Data entries
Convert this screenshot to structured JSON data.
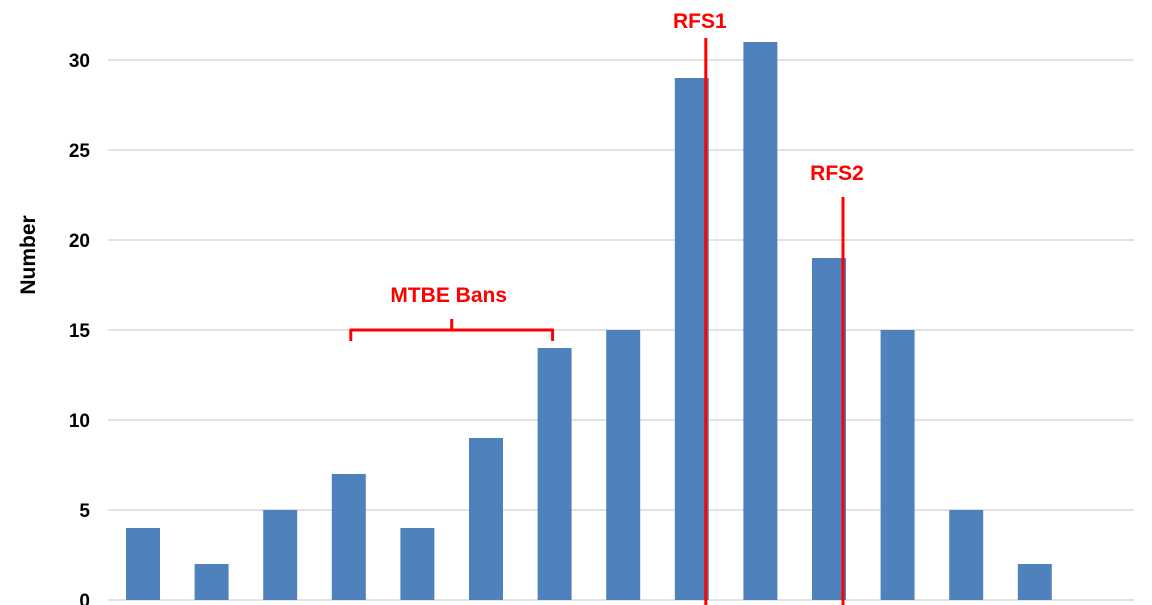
{
  "chart_data": {
    "type": "bar",
    "ylabel": "Number",
    "xlabel": "",
    "ylim": [
      0,
      33
    ],
    "yticks": [
      0,
      5,
      10,
      15,
      20,
      25,
      30
    ],
    "grid": true,
    "legend": "none",
    "series": [
      {
        "values": [
          4,
          2,
          5,
          7,
          4,
          9,
          14,
          15,
          29,
          31,
          19,
          15,
          5,
          2
        ],
        "color": "#4f81bd"
      }
    ],
    "annotations": {
      "bracket": {
        "text": "MTBE Bans",
        "from_bar": 3,
        "to_bar": 6,
        "color": "#ff0000"
      },
      "vlines": [
        {
          "text": "RFS1",
          "at_bar": 8,
          "color": "#ff0000"
        },
        {
          "text": "RFS2",
          "at_bar": 10,
          "color": "#ff0000"
        }
      ]
    },
    "colors": {
      "grid": "#d9d9d9",
      "bar": "#4f81bd",
      "annotation": "#ff0000"
    }
  }
}
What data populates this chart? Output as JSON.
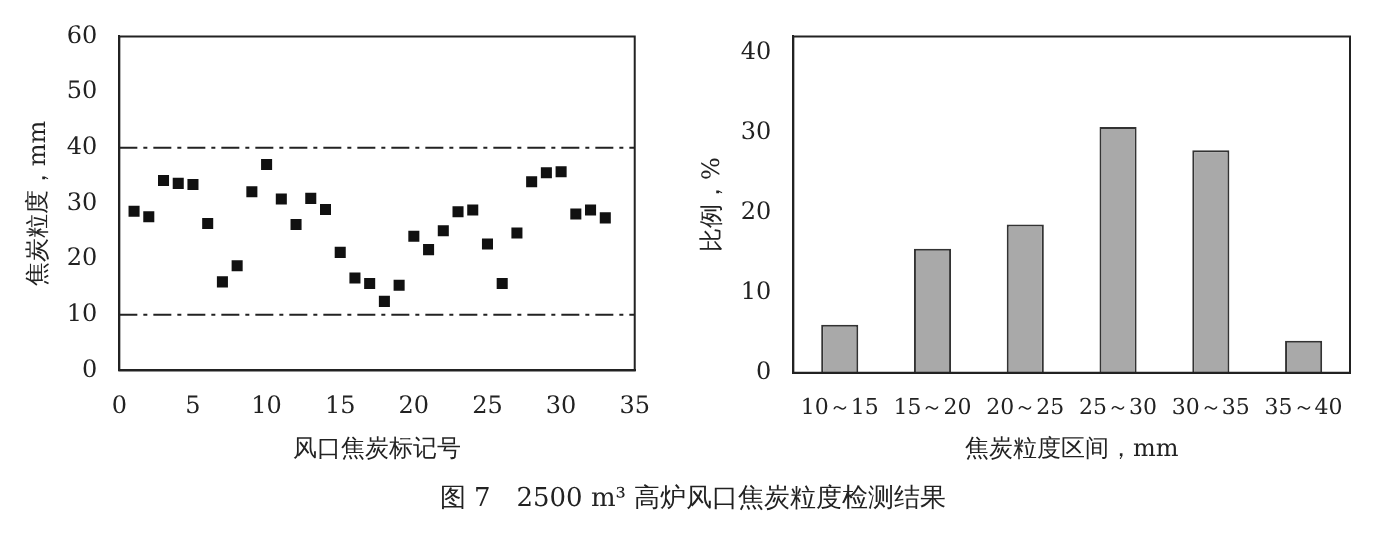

Task to complete
Every entry must be reproduced exactly, with the images left out.

Solution for this problem
Convert this screenshot to structured JSON data.
{
  "chart_data": {
    "type": "bar",
    "ylabel": "Number",
    "xlabel": "",
    "ylim": [
      0,
      33
    ],
    "yticks": [
      0,
      5,
      10,
      15,
      20,
      25,
      30
    ],
    "grid": true,
    "legend": "none",
    "series": [
      {
        "values": [
          4,
          2,
          5,
          7,
          4,
          9,
          14,
          15,
          29,
          31,
          19,
          15,
          5,
          2
        ],
        "color": "#4f81bd"
      }
    ],
    "annotations": {
      "bracket": {
        "text": "MTBE Bans",
        "from_bar": 3,
        "to_bar": 6,
        "color": "#ff0000"
      },
      "vlines": [
        {
          "text": "RFS1",
          "at_bar": 8,
          "color": "#ff0000"
        },
        {
          "text": "RFS2",
          "at_bar": 10,
          "color": "#ff0000"
        }
      ]
    },
    "colors": {
      "grid": "#d9d9d9",
      "bar": "#4f81bd",
      "annotation": "#ff0000"
    }
  }
}
What data populates this chart? Output as JSON.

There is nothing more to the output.